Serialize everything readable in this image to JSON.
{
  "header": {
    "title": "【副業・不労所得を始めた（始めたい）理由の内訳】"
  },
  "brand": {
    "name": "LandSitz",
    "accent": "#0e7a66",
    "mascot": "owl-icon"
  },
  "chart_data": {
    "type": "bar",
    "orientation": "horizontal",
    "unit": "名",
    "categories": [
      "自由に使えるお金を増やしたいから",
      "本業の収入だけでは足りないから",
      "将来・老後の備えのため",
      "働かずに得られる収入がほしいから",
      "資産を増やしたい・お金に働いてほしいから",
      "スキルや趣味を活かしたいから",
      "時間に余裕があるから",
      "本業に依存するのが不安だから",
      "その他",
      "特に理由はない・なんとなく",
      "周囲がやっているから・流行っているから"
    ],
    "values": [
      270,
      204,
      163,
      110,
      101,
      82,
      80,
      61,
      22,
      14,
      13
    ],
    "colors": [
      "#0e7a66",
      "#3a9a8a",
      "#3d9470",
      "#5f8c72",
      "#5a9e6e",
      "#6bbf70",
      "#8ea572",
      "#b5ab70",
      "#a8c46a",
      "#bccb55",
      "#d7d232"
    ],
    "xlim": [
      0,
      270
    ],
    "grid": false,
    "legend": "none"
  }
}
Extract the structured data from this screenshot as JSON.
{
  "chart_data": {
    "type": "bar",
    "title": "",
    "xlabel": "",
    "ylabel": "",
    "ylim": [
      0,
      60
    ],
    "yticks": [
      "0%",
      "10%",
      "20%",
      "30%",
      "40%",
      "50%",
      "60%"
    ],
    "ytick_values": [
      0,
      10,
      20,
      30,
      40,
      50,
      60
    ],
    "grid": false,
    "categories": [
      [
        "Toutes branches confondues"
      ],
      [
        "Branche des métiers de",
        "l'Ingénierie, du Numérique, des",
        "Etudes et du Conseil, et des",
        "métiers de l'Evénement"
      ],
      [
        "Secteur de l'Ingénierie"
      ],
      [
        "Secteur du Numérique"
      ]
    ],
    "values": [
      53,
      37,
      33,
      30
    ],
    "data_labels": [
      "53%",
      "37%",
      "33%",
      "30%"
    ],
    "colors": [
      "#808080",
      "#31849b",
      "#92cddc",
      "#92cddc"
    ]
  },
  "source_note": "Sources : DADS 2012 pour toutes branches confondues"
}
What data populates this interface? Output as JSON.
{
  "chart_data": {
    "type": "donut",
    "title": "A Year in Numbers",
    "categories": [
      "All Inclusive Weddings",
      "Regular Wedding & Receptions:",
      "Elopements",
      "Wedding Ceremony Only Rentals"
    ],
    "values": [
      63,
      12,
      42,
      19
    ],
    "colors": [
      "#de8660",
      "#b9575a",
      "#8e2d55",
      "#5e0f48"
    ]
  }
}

:::::

**TASK TO CARRY OUT:** Write down only how many lines in the listing contain the word "this".

**COMPLETE OUTPUT:** 3